%%

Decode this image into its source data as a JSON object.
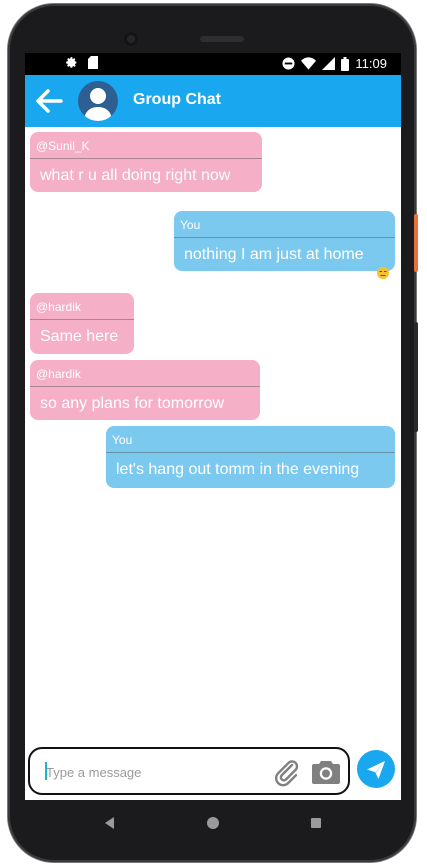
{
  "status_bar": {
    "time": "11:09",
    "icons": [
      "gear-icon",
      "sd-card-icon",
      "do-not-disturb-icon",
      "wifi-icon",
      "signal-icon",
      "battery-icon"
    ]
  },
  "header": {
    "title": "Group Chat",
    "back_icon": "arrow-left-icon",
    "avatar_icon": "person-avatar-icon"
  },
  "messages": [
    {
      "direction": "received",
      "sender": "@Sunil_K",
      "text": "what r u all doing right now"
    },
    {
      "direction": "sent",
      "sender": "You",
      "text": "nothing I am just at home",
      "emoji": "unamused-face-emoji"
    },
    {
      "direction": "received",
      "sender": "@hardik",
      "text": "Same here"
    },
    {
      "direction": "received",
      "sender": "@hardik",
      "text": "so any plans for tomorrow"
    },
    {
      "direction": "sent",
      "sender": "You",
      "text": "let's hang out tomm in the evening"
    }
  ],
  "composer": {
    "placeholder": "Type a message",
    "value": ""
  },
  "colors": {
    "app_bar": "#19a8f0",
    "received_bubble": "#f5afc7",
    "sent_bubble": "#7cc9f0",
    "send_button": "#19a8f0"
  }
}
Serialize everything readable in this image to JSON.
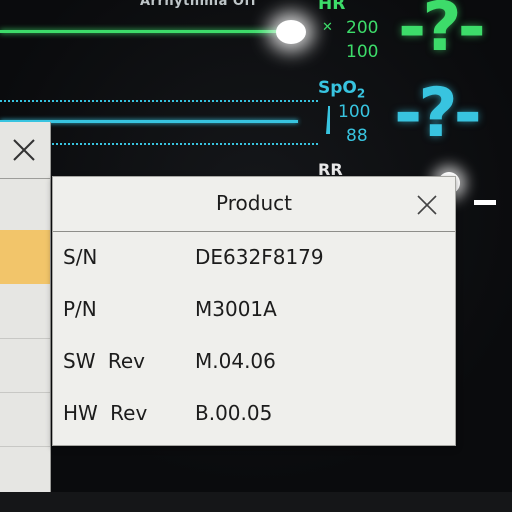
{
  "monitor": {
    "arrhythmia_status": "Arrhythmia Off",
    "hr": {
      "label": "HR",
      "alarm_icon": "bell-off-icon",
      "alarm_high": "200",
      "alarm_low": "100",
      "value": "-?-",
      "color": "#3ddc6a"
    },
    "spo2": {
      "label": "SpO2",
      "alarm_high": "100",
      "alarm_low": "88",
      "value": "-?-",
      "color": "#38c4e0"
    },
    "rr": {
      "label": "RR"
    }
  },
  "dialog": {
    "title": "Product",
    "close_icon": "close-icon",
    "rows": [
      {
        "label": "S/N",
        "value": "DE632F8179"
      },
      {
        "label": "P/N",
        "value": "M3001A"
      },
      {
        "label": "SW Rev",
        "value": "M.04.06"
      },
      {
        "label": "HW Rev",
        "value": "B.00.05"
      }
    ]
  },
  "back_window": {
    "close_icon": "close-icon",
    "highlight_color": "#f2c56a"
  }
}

%%
%%

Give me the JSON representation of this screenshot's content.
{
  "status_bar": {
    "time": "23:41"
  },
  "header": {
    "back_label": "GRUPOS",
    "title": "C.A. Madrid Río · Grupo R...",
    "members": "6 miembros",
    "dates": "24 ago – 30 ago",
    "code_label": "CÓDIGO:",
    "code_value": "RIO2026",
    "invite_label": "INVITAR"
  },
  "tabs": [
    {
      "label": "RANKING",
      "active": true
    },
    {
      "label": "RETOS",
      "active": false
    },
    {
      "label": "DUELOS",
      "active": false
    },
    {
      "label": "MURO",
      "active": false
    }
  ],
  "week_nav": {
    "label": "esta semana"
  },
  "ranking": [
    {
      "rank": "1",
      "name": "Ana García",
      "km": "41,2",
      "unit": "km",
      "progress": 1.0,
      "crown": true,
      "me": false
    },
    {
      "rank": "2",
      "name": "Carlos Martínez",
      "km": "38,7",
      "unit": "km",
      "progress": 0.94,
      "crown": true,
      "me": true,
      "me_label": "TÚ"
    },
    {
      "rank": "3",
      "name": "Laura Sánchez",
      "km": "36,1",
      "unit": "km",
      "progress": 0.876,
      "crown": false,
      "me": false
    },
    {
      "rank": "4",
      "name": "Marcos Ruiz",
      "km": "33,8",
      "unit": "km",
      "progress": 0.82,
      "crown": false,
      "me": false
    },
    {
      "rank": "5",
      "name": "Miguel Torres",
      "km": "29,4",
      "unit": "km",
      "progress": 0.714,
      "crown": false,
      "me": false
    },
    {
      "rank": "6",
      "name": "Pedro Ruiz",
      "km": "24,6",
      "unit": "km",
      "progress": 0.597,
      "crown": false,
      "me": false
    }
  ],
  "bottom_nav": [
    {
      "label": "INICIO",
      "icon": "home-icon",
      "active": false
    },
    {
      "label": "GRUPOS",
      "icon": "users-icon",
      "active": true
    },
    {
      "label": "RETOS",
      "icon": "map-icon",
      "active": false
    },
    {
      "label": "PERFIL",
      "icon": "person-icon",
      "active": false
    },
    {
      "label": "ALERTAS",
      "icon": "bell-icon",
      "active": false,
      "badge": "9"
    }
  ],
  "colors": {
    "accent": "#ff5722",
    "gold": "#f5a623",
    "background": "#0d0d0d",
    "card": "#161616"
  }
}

%%
%%

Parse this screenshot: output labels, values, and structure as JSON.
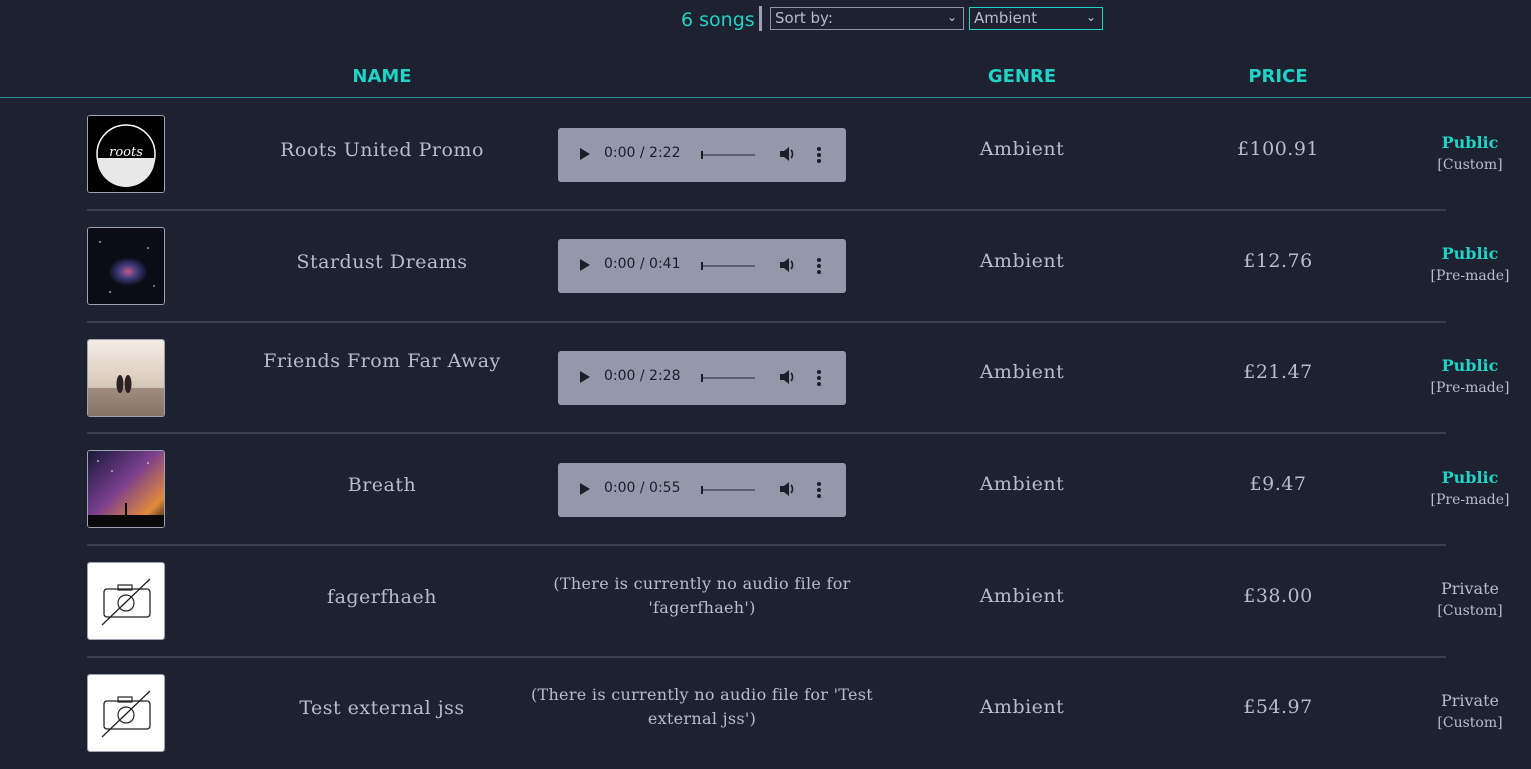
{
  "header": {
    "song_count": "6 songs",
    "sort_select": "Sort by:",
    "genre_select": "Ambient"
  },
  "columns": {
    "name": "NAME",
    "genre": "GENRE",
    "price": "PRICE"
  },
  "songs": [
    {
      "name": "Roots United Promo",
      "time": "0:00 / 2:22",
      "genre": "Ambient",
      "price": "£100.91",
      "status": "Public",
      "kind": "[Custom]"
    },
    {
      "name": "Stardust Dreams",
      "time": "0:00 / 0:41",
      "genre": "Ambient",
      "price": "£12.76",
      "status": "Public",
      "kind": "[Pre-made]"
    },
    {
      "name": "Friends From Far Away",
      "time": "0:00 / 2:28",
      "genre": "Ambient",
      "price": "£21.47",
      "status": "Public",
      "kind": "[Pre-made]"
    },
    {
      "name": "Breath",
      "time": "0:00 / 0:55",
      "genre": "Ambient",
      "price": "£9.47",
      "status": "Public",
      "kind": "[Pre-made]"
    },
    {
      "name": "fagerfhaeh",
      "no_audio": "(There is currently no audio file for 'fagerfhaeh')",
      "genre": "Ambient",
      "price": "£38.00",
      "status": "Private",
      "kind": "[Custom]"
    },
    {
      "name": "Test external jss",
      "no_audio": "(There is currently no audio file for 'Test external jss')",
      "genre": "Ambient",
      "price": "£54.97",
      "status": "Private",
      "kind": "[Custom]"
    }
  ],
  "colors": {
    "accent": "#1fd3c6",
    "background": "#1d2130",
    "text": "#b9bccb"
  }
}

%%

TASK PROMPT
Return each line with "home".

RESULT
      "text": "nothing I am just at home",
      "icon": "home-icon",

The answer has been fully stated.